→ **RECORD LIST**
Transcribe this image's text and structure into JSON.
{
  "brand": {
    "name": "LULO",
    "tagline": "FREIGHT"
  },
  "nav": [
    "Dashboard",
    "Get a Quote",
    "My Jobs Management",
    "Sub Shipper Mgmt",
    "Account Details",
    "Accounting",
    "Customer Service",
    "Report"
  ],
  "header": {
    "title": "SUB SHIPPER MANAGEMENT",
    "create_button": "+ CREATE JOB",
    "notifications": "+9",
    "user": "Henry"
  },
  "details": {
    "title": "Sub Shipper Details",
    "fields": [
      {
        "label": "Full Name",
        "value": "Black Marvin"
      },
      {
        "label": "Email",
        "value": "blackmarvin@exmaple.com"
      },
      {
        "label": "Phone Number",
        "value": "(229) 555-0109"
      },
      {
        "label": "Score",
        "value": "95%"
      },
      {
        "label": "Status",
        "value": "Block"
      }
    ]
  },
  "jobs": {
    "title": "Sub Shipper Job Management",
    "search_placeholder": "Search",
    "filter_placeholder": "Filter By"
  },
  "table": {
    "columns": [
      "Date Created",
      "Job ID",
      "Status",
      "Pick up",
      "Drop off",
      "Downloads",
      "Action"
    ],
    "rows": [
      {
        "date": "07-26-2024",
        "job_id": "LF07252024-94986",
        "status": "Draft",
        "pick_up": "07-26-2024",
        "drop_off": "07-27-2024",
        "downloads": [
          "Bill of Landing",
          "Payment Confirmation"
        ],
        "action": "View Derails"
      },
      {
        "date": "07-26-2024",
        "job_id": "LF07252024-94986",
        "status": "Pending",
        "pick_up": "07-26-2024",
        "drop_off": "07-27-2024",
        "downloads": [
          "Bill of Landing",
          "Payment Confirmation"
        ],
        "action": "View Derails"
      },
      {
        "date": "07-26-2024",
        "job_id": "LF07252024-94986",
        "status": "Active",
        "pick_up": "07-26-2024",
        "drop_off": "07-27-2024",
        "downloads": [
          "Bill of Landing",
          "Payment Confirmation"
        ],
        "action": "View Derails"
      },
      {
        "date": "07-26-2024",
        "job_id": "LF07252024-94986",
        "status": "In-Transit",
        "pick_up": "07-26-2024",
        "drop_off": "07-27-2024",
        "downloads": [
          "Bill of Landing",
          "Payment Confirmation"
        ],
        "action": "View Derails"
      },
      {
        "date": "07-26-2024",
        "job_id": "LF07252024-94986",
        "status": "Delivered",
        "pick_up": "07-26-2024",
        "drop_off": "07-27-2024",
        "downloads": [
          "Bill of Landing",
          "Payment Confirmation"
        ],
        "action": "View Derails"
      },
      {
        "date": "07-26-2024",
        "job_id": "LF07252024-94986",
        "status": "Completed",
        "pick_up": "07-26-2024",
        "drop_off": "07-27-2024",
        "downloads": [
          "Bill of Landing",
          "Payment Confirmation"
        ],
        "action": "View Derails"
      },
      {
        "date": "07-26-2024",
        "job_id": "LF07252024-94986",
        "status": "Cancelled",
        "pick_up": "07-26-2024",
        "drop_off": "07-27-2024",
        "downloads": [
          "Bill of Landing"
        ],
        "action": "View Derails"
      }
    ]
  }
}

→ **WHAT YOU NEED TO DO**
The full set of records should be duplicated exactly.

→ **THE RESPONSE**
Transcribe this image's text and structure into JSON.
{
  "brand": {
    "name": "LULO",
    "tagline": "FREIGHT"
  },
  "nav": [
    "Dashboard",
    "Get a Quote",
    "My Jobs Management",
    "Sub Shipper Mgmt",
    "Account Details",
    "Accounting",
    "Customer Service",
    "Report"
  ],
  "header": {
    "title": "SUB SHIPPER MANAGEMENT",
    "create_button": "+ CREATE JOB",
    "notifications": "+9",
    "user": "Henry"
  },
  "details": {
    "title": "Sub Shipper Details",
    "fields": [
      {
        "label": "Full Name",
        "value": "Black Marvin"
      },
      {
        "label": "Email",
        "value": "blackmarvin@exmaple.com"
      },
      {
        "label": "Phone Number",
        "value": "(229) 555-0109"
      },
      {
        "label": "Score",
        "value": "95%"
      },
      {
        "label": "Status",
        "value": "Block"
      }
    ]
  },
  "jobs": {
    "title": "Sub Shipper Job Management",
    "search_placeholder": "Search",
    "filter_placeholder": "Filter By"
  },
  "table": {
    "columns": [
      "Date Created",
      "Job ID",
      "Status",
      "Pick up",
      "Drop off",
      "Downloads",
      "Action"
    ],
    "rows": [
      {
        "date": "07-26-2024",
        "job_id": "LF07252024-94986",
        "status": "Draft",
        "pick_up": "07-26-2024",
        "drop_off": "07-27-2024",
        "downloads": [
          "Bill of Landing",
          "Payment Confirmation"
        ],
        "action": "View Derails"
      },
      {
        "date": "07-26-2024",
        "job_id": "LF07252024-94986",
        "status": "Pending",
        "pick_up": "07-26-2024",
        "drop_off": "07-27-2024",
        "downloads": [
          "Bill of Landing",
          "Payment Confirmation"
        ],
        "action": "View Derails"
      },
      {
        "date": "07-26-2024",
        "job_id": "LF07252024-94986",
        "status": "Active",
        "pick_up": "07-26-2024",
        "drop_off": "07-27-2024",
        "downloads": [
          "Bill of Landing",
          "Payment Confirmation"
        ],
        "action": "View Derails"
      },
      {
        "date": "07-26-2024",
        "job_id": "LF07252024-94986",
        "status": "In-Transit",
        "pick_up": "07-26-2024",
        "drop_off": "07-27-2024",
        "downloads": [
          "Bill of Landing",
          "Payment Confirmation"
        ],
        "action": "View Derails"
      },
      {
        "date": "07-26-2024",
        "job_id": "LF07252024-94986",
        "status": "Delivered",
        "pick_up": "07-26-2024",
        "drop_off": "07-27-2024",
        "downloads": [
          "Bill of Landing",
          "Payment Confirmation"
        ],
        "action": "View Derails"
      },
      {
        "date": "07-26-2024",
        "job_id": "LF07252024-94986",
        "status": "Completed",
        "pick_up": "07-26-2024",
        "drop_off": "07-27-2024",
        "downloads": [
          "Bill of Landing",
          "Payment Confirmation"
        ],
        "action": "View Derails"
      },
      {
        "date": "07-26-2024",
        "job_id": "LF07252024-94986",
        "status": "Cancelled",
        "pick_up": "07-26-2024",
        "drop_off": "07-27-2024",
        "downloads": [
          "Bill of Landing"
        ],
        "action": "View Derails"
      }
    ]
  }
}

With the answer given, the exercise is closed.